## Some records
********

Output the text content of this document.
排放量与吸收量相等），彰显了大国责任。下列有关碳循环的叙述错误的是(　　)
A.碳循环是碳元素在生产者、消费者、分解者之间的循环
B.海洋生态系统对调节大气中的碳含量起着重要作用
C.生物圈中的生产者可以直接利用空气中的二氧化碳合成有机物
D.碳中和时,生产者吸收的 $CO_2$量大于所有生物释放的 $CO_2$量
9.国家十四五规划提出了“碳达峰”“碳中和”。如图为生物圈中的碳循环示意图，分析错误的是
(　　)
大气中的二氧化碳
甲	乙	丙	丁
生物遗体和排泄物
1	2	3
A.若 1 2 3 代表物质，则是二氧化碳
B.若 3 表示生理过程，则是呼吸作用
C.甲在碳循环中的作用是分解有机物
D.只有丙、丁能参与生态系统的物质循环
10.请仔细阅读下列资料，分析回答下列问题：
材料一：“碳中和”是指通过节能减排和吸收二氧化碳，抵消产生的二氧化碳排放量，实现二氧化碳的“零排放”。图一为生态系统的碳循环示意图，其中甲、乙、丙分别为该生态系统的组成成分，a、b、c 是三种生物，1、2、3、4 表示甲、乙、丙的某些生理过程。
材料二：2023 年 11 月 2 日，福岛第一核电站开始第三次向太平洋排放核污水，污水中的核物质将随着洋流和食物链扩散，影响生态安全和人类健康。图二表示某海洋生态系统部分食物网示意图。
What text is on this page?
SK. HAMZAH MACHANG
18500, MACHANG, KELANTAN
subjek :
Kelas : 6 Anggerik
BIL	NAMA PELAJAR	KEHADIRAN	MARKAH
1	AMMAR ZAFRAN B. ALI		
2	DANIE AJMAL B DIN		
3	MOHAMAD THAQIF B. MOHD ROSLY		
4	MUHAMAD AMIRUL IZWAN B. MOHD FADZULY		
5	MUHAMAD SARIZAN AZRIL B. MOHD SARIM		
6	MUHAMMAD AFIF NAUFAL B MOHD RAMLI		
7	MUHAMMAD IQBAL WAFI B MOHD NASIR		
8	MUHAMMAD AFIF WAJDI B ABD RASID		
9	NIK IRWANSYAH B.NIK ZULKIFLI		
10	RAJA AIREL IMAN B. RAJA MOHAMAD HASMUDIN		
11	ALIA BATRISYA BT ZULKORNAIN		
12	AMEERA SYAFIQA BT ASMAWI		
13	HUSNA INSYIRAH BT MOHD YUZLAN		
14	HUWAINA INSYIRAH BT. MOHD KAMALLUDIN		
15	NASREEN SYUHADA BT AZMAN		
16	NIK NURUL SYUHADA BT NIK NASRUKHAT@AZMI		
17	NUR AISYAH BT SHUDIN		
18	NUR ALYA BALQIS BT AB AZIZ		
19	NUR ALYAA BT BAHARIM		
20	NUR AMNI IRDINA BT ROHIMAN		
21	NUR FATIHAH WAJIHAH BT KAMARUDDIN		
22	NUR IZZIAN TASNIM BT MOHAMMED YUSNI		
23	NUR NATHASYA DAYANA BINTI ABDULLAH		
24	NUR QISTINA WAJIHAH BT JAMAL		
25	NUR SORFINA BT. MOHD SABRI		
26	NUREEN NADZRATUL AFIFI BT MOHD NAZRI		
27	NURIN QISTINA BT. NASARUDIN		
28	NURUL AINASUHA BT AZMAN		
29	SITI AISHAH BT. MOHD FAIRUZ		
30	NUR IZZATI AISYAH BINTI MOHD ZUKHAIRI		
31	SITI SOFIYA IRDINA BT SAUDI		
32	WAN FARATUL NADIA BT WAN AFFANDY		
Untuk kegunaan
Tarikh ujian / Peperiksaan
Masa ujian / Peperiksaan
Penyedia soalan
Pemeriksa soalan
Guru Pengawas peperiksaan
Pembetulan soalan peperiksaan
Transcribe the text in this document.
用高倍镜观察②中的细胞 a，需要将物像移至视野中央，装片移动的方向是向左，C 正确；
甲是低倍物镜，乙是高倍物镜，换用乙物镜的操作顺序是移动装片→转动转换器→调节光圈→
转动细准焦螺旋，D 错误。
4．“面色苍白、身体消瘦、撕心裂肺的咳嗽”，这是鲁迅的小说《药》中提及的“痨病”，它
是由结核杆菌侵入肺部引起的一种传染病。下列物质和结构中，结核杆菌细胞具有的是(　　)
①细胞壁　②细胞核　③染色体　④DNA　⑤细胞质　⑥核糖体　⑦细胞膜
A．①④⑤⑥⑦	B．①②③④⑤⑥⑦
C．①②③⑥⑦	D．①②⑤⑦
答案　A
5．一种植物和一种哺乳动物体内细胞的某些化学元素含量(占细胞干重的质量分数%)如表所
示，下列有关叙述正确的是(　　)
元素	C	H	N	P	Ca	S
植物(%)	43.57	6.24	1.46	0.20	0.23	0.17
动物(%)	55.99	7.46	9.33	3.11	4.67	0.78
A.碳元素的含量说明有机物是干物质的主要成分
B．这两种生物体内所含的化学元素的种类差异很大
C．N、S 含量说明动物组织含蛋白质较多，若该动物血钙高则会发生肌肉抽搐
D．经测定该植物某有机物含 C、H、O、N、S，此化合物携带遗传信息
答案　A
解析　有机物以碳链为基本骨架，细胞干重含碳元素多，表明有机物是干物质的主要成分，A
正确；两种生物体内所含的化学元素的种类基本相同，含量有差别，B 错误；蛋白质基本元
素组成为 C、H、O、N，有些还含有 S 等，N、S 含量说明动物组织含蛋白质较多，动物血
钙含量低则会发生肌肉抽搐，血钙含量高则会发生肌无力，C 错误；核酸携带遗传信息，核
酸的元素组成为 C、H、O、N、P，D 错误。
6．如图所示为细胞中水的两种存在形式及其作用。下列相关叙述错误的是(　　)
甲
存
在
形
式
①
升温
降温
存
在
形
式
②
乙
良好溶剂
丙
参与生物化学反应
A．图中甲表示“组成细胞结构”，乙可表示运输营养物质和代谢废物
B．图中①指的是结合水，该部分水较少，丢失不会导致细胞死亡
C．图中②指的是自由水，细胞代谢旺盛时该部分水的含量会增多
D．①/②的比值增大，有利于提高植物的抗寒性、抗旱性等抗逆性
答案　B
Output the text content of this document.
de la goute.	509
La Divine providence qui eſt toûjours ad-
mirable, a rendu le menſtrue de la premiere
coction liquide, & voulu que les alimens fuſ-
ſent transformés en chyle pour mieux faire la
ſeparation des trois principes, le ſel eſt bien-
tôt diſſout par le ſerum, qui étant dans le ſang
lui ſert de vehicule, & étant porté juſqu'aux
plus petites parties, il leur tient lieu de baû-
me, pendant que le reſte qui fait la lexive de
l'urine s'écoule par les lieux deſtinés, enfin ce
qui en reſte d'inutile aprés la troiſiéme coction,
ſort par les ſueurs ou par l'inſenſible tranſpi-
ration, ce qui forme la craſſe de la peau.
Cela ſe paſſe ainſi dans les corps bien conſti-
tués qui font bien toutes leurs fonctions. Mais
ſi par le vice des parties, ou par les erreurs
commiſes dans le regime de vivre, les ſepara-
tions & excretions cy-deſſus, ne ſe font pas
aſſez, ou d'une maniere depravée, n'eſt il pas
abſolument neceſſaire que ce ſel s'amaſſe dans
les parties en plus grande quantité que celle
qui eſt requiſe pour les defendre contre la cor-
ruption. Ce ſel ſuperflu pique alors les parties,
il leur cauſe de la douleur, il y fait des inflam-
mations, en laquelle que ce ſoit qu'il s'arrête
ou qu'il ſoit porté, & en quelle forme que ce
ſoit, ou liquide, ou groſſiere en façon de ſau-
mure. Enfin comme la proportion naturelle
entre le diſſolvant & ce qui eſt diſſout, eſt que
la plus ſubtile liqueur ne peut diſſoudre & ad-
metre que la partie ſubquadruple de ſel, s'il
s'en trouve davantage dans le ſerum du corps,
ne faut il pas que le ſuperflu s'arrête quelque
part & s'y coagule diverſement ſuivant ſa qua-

********

Copy out every line that includes the word "étant".

tôt diſſout par le ſerum, qui étant dans le ſang
lui ſert de vehicule, & étant porté juſqu'aux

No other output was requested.